Scan the listing below and copy every line holding "image".

== DATA ROWS

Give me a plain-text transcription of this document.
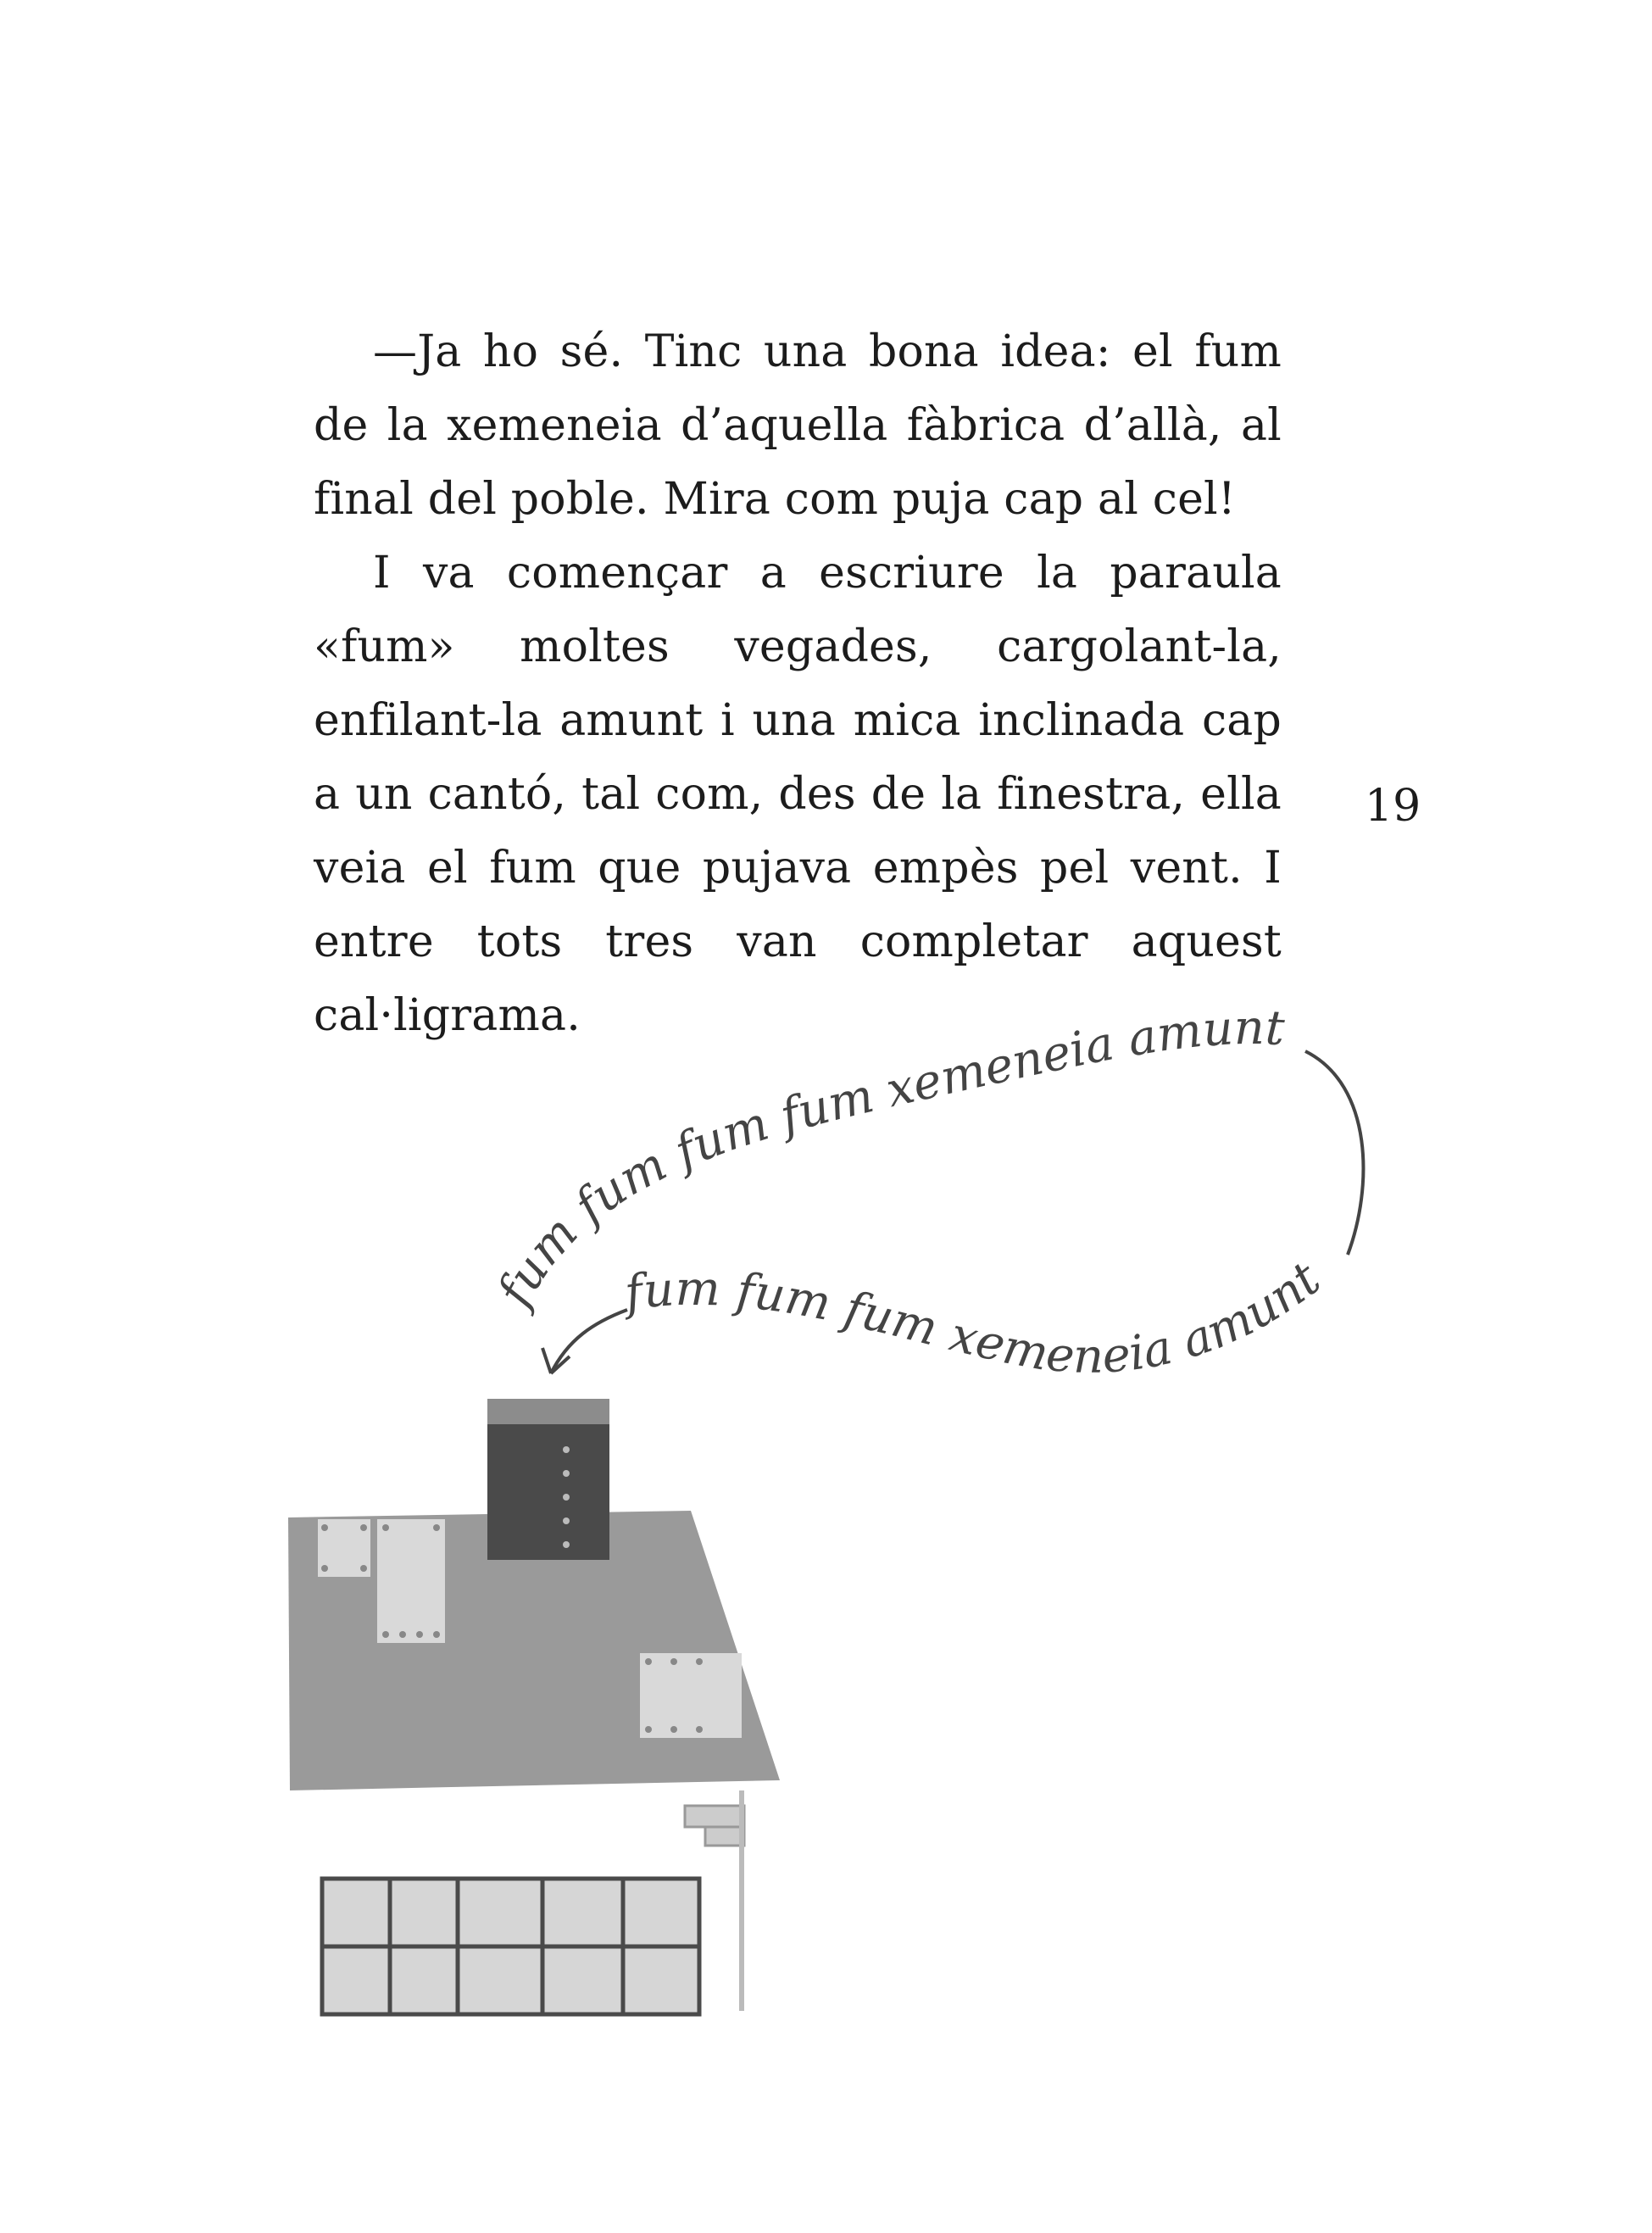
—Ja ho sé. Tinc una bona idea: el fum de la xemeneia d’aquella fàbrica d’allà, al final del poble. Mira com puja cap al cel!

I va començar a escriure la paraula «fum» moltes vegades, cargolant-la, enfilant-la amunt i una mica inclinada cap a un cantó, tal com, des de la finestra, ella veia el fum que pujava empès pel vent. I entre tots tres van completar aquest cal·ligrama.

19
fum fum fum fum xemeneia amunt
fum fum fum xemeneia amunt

====
== DATA ROWS

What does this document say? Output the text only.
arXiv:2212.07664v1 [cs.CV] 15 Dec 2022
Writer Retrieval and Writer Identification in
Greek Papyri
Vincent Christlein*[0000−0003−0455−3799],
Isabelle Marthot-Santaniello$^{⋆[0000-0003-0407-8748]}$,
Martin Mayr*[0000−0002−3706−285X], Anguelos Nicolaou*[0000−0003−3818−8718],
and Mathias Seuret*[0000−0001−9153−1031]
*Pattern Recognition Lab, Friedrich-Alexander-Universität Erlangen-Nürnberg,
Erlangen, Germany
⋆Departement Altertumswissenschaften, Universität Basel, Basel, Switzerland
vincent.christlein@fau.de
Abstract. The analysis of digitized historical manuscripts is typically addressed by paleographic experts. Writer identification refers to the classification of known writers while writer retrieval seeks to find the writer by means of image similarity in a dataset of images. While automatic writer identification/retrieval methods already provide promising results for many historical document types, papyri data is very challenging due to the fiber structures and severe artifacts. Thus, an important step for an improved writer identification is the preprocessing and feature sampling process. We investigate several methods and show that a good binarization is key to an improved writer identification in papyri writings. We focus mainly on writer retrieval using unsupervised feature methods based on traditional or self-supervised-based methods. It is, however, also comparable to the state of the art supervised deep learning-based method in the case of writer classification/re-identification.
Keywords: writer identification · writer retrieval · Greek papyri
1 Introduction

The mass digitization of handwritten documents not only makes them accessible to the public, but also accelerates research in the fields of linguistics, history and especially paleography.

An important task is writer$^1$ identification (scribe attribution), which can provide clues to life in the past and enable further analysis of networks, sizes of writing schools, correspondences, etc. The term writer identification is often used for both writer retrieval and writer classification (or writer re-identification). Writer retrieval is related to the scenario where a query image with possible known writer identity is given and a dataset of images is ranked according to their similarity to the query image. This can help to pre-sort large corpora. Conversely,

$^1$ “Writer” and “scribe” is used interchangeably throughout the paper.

====

• **SOLUTION TO THIS PROBLEM**:
Abstract. The analysis of digitized historical manuscripts is typically addressed by paleographic experts. Writer identification refers to the classification of known writers while writer retrieval seeks to find the writer by means of image similarity in a dataset of images. While automatic writer identification/retrieval methods already provide promising results for many historical document types, papyri data is very challenging due to the fiber structures and severe artifacts. Thus, an important step for an improved writer identification is the preprocessing and feature sampling process. We investigate several methods and show that a good binarization is key to an improved writer identification in papyri writings. We focus mainly on writer retrieval using unsupervised feature methods based on traditional or self-supervised-based methods. It is, however, also comparable to the state of the art supervised deep learning-based method in the case of writer classification/re-identification.
An important task is writer$^1$ identification (scribe attribution), which can provide clues to life in the past and enable further analysis of networks, sizes of writing schools, correspondences, etc. The term writer identification is often used for both writer retrieval and writer classification (or writer re-identification). Writer retrieval is related to the scenario where a query image with possible known writer identity is given and a dataset of images is ranked according to their similarity to the query image. This can help to pre-sort large corpora. Conversely,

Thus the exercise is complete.